=== SET TASK ===
Filter out everything except lines holding "honneur".
-- Begin PROVIDED INFORMATION --
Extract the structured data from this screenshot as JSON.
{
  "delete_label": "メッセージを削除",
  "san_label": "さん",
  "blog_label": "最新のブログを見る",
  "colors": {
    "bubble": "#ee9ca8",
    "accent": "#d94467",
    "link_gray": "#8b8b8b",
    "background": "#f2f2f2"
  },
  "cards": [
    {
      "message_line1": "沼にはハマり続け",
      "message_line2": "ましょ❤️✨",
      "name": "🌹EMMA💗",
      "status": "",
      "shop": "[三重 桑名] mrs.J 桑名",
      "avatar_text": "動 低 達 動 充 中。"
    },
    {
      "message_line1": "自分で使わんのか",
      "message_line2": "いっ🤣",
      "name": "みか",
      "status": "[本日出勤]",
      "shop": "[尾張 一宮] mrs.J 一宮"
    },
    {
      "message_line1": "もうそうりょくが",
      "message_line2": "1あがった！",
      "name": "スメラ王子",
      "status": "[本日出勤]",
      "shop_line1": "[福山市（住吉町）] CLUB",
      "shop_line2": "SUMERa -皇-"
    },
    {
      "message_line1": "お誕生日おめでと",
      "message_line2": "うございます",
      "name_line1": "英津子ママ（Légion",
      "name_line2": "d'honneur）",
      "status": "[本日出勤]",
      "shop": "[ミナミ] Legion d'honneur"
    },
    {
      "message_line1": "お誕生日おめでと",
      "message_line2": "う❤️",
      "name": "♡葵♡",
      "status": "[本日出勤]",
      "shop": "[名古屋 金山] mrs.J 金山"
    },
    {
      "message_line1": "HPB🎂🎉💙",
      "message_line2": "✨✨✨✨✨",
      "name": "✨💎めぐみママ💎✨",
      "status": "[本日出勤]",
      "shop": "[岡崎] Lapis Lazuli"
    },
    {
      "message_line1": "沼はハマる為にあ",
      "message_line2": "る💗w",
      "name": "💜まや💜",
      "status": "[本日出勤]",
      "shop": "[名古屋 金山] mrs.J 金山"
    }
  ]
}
-- End PROVIDED INFORMATION --
=== RESULT ===
      "name_line2": "d'honneur）",
      "shop": "[ミナミ] Legion d'honneur"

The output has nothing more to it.